= What is asked =
Go through the listing and return every line with "Distribution" in it.

= Available data =
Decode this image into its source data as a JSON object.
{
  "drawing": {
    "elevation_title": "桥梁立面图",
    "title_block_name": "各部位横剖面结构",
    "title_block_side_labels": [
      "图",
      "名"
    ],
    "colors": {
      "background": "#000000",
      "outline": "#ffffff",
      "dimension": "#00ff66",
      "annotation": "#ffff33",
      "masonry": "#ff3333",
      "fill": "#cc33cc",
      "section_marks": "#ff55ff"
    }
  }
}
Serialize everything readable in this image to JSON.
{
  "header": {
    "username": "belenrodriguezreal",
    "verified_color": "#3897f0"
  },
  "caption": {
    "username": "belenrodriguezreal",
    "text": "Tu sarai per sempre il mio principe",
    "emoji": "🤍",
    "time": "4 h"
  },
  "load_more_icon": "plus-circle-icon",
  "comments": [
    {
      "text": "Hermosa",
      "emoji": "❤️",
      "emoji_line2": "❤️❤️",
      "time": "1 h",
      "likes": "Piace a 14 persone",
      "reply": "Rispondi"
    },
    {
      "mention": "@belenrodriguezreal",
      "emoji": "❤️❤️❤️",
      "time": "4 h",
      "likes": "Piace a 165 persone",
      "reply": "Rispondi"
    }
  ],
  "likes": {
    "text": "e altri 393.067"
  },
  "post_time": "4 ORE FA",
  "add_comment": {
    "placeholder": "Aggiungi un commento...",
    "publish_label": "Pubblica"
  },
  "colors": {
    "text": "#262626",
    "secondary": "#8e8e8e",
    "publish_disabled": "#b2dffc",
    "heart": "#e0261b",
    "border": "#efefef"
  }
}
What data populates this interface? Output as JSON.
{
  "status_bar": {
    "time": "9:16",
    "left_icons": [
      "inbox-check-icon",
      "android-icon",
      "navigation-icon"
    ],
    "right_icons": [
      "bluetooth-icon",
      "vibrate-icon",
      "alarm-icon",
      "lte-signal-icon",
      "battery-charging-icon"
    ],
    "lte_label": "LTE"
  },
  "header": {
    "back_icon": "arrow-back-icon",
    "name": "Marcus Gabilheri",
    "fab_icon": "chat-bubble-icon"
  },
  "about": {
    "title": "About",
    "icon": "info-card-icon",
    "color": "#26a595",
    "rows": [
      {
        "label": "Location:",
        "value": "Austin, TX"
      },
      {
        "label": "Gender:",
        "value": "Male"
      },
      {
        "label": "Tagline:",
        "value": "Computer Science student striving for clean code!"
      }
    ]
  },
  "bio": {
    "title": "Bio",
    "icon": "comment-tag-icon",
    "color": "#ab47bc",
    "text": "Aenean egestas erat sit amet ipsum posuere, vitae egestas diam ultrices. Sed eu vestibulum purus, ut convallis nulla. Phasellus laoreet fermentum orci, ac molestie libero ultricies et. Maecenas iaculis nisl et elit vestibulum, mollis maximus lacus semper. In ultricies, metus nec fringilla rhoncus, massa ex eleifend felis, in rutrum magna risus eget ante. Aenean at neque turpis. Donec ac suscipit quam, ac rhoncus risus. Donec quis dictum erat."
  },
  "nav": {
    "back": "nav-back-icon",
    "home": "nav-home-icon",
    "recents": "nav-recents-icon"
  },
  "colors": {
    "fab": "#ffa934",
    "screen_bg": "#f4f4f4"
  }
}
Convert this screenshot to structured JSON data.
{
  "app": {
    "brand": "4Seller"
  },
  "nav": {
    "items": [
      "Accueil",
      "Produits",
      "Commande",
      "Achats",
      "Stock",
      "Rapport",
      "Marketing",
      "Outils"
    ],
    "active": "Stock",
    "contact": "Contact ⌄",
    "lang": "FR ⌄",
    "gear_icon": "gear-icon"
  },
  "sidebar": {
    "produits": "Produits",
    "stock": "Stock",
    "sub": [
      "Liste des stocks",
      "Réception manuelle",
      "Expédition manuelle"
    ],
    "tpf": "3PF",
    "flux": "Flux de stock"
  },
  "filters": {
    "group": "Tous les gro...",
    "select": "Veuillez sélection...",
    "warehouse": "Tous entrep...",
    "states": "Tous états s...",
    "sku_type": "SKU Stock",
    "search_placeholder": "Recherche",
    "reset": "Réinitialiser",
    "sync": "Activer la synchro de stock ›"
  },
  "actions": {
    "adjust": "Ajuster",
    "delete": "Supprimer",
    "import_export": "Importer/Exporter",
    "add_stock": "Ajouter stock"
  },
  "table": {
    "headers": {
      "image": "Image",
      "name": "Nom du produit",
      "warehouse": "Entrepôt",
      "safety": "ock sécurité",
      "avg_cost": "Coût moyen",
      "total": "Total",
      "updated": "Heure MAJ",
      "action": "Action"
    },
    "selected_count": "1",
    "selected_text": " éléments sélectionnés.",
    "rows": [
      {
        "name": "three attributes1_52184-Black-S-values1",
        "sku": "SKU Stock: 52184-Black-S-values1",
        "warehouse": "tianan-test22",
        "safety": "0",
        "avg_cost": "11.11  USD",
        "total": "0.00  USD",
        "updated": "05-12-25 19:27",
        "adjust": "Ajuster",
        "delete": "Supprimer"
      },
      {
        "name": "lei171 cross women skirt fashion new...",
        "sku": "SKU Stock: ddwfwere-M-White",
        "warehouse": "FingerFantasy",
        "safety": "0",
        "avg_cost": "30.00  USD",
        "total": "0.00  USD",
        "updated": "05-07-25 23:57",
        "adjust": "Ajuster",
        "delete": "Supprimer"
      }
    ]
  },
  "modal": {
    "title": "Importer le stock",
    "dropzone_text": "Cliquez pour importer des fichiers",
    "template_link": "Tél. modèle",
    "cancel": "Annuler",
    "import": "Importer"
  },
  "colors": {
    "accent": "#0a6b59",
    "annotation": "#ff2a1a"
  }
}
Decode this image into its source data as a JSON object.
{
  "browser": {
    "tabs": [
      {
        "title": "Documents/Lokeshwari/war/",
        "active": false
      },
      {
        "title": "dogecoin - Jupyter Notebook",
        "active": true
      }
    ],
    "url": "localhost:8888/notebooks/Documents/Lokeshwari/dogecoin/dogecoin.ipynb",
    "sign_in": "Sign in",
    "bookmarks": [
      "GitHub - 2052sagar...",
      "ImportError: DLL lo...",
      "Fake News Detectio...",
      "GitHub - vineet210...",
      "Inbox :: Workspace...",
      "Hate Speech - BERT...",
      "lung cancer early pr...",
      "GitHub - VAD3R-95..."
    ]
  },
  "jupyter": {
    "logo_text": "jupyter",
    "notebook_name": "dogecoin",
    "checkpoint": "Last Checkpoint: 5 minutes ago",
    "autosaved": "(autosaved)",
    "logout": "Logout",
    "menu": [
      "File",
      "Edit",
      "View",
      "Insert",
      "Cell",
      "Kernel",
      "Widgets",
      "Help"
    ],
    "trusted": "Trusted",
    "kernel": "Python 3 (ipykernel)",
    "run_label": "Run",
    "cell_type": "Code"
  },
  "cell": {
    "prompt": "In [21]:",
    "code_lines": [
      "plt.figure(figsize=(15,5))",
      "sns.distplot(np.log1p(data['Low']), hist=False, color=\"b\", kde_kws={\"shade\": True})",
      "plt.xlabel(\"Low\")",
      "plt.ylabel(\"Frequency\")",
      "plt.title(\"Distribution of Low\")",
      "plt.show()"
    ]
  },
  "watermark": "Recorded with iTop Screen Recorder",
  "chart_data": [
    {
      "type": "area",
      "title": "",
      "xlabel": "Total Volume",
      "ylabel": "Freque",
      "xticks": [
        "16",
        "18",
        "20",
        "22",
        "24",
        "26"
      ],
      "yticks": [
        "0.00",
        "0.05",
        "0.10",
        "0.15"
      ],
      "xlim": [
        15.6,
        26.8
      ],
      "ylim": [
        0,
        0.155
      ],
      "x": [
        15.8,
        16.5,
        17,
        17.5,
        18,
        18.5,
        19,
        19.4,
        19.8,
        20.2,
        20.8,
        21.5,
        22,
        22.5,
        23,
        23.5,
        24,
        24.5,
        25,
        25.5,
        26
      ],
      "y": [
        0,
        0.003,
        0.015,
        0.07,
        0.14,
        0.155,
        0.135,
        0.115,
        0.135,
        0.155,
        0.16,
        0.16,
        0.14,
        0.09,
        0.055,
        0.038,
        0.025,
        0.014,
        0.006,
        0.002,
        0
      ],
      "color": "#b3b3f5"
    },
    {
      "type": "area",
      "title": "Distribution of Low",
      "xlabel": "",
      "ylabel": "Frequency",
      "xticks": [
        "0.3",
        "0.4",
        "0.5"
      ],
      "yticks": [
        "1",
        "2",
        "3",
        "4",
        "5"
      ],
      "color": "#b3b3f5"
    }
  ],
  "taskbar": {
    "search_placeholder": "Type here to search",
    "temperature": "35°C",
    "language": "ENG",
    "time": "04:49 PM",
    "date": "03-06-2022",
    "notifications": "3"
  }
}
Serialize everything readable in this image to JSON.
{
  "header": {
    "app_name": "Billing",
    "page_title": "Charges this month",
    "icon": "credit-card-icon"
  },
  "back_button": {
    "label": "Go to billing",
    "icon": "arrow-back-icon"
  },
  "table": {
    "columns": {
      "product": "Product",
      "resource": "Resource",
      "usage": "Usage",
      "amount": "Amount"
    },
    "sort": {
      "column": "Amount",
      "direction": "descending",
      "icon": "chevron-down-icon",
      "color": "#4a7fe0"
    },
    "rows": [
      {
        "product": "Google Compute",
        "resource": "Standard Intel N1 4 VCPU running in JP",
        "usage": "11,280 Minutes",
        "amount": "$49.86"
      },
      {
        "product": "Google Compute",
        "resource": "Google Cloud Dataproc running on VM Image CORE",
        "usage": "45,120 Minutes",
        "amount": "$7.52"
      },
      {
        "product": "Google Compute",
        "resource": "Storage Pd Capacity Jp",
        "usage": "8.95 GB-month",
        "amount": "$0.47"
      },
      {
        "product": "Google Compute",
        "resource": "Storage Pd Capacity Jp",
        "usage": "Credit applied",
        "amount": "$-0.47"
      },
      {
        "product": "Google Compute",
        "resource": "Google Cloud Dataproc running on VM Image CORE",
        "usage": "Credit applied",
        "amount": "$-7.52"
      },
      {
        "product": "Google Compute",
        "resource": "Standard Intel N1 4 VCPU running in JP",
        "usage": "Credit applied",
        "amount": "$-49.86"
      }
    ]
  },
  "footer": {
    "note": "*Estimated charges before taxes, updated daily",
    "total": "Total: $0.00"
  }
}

= Answer to the exercise =
      "plt.title(\"Distribution of Low\")",
      "title": "Distribution of Low",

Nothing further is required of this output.